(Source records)
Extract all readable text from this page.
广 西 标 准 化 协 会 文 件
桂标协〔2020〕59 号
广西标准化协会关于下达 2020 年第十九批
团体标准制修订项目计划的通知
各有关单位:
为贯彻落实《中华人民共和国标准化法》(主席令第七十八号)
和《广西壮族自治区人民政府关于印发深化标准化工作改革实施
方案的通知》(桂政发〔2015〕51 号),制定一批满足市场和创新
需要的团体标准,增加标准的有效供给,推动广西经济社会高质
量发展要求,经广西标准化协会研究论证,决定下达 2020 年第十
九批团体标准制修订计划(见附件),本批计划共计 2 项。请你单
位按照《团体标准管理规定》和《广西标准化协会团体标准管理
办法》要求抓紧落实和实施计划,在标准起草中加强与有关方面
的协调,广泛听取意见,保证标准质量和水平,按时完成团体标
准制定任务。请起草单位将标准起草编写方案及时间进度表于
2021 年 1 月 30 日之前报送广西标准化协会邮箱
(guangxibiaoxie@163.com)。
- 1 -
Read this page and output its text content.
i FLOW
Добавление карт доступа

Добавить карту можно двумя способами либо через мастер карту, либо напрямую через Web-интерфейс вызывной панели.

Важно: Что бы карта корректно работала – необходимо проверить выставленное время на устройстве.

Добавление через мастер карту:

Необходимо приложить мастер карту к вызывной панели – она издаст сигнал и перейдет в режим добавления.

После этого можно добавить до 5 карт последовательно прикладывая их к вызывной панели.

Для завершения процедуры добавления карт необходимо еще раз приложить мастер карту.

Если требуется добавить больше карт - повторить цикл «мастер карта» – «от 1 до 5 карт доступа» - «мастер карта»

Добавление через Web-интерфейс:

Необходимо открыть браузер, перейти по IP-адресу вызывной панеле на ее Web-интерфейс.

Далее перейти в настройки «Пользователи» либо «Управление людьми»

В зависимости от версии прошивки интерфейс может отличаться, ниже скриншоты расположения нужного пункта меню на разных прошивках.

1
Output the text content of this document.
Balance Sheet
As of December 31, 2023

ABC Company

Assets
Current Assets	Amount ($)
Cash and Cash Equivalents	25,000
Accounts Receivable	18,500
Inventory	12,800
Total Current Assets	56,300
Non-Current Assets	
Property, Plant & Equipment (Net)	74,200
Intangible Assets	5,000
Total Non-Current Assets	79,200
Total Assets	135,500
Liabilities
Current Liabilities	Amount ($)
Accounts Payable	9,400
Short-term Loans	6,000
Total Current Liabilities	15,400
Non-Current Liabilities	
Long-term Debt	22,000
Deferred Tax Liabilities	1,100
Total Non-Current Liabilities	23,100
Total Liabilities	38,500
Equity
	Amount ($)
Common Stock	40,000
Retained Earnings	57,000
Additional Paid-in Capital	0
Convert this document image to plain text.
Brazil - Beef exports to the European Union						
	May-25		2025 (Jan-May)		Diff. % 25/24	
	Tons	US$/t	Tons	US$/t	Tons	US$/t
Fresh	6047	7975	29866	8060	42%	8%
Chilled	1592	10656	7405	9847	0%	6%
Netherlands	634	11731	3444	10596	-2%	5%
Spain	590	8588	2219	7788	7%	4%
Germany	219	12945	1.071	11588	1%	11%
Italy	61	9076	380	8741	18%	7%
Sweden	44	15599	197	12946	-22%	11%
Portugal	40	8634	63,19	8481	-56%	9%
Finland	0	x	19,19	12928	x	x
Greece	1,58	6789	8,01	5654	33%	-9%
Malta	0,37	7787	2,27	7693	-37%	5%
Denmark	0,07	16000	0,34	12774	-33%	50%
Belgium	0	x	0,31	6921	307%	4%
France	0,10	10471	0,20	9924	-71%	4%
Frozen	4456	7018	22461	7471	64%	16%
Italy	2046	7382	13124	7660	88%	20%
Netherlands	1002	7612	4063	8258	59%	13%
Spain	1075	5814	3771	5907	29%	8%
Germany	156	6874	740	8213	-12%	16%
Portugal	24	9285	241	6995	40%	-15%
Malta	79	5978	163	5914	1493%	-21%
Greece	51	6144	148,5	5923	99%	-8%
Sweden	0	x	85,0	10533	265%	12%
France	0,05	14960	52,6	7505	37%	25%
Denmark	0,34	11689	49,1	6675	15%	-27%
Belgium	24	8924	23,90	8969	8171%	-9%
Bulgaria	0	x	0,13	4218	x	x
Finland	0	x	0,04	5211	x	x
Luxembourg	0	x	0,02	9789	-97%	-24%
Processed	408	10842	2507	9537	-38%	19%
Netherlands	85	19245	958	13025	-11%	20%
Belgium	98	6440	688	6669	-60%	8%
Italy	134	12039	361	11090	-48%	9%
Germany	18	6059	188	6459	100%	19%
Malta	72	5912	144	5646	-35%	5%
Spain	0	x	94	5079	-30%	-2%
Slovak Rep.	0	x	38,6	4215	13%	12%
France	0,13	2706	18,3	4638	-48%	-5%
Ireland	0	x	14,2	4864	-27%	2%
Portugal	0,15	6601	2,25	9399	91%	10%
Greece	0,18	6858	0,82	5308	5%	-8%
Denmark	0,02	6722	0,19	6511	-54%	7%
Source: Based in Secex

→ Set problem:
Extract the complete data, matching each line exactly.

→ Output:
Extract all readable text from this page.
广 西 标 准 化 协 会 文 件
桂标协〔2020〕59 号
广西标准化协会关于下达 2020 年第十九批
团体标准制修订项目计划的通知
各有关单位:
为贯彻落实《中华人民共和国标准化法》(主席令第七十八号)
和《广西壮族自治区人民政府关于印发深化标准化工作改革实施
方案的通知》(桂政发〔2015〕51 号),制定一批满足市场和创新
需要的团体标准,增加标准的有效供给,推动广西经济社会高质
量发展要求,经广西标准化协会研究论证,决定下达 2020 年第十
九批团体标准制修订计划(见附件),本批计划共计 2 项。请你单
位按照《团体标准管理规定》和《广西标准化协会团体标准管理
办法》要求抓紧落实和实施计划,在标准起草中加强与有关方面
的协调,广泛听取意见,保证标准质量和水平,按时完成团体标
准制定任务。请起草单位将标准起草编写方案及时间进度表于
2021 年 1 月 30 日之前报送广西标准化协会邮箱
(guangxibiaoxie@163.com)。
- 1 -
Read this page and output its text content.
i FLOW
Добавление карт доступа

Добавить карту можно двумя способами либо через мастер карту, либо напрямую через Web-интерфейс вызывной панели.

Важно: Что бы карта корректно работала – необходимо проверить выставленное время на устройстве.

Добавление через мастер карту:

Необходимо приложить мастер карту к вызывной панели – она издаст сигнал и перейдет в режим добавления.

После этого можно добавить до 5 карт последовательно прикладывая их к вызывной панели.

Для завершения процедуры добавления карт необходимо еще раз приложить мастер карту.

Если требуется добавить больше карт - повторить цикл «мастер карта» – «от 1 до 5 карт доступа» - «мастер карта»

Добавление через Web-интерфейс:

Необходимо открыть браузер, перейти по IP-адресу вызывной панеле на ее Web-интерфейс.

Далее перейти в настройки «Пользователи» либо «Управление людьми»

В зависимости от версии прошивки интерфейс может отличаться, ниже скриншоты расположения нужного пункта меню на разных прошивках.

1
Output the text content of this document.
Balance Sheet
As of December 31, 2023

ABC Company

Assets
Current Assets	Amount ($)
Cash and Cash Equivalents	25,000
Accounts Receivable	18,500
Inventory	12,800
Total Current Assets	56,300
Non-Current Assets	
Property, Plant & Equipment (Net)	74,200
Intangible Assets	5,000
Total Non-Current Assets	79,200
Total Assets	135,500
Liabilities
Current Liabilities	Amount ($)
Accounts Payable	9,400
Short-term Loans	6,000
Total Current Liabilities	15,400
Non-Current Liabilities	
Long-term Debt	22,000
Deferred Tax Liabilities	1,100
Total Non-Current Liabilities	23,100
Total Liabilities	38,500
Equity
	Amount ($)
Common Stock	40,000
Retained Earnings	57,000
Additional Paid-in Capital	0
Convert this document image to plain text.
Brazil - Beef exports to the European Union						
	May-25		2025 (Jan-May)		Diff. % 25/24	
	Tons	US$/t	Tons	US$/t	Tons	US$/t
Fresh	6047	7975	29866	8060	42%	8%
Chilled	1592	10656	7405	9847	0%	6%
Netherlands	634	11731	3444	10596	-2%	5%
Spain	590	8588	2219	7788	7%	4%
Germany	219	12945	1.071	11588	1%	11%
Italy	61	9076	380	8741	18%	7%
Sweden	44	15599	197	12946	-22%	11%
Portugal	40	8634	63,19	8481	-56%	9%
Finland	0	x	19,19	12928	x	x
Greece	1,58	6789	8,01	5654	33%	-9%
Malta	0,37	7787	2,27	7693	-37%	5%
Denmark	0,07	16000	0,34	12774	-33%	50%
Belgium	0	x	0,31	6921	307%	4%
France	0,10	10471	0,20	9924	-71%	4%
Frozen	4456	7018	22461	7471	64%	16%
Italy	2046	7382	13124	7660	88%	20%
Netherlands	1002	7612	4063	8258	59%	13%
Spain	1075	5814	3771	5907	29%	8%
Germany	156	6874	740	8213	-12%	16%
Portugal	24	9285	241	6995	40%	-15%
Malta	79	5978	163	5914	1493%	-21%
Greece	51	6144	148,5	5923	99%	-8%
Sweden	0	x	85,0	10533	265%	12%
France	0,05	14960	52,6	7505	37%	25%
Denmark	0,34	11689	49,1	6675	15%	-27%
Belgium	24	8924	23,90	8969	8171%	-9%
Bulgaria	0	x	0,13	4218	x	x
Finland	0	x	0,04	5211	x	x
Luxembourg	0	x	0,02	9789	-97%	-24%
Processed	408	10842	2507	9537	-38%	19%
Netherlands	85	19245	958	13025	-11%	20%
Belgium	98	6440	688	6669	-60%	8%
Italy	134	12039	361	11090	-48%	9%
Germany	18	6059	188	6459	100%	19%
Malta	72	5912	144	5646	-35%	5%
Spain	0	x	94	5079	-30%	-2%
Slovak Rep.	0	x	38,6	4215	13%	12%
France	0,13	2706	18,3	4638	-48%	-5%
Ireland	0	x	14,2	4864	-27%	2%
Portugal	0,15	6601	2,25	9399	91%	10%
Greece	0,18	6858	0,82	5308	5%	-8%
Denmark	0,02	6722	0,19	6511	-54%	7%
Source: Based in Secex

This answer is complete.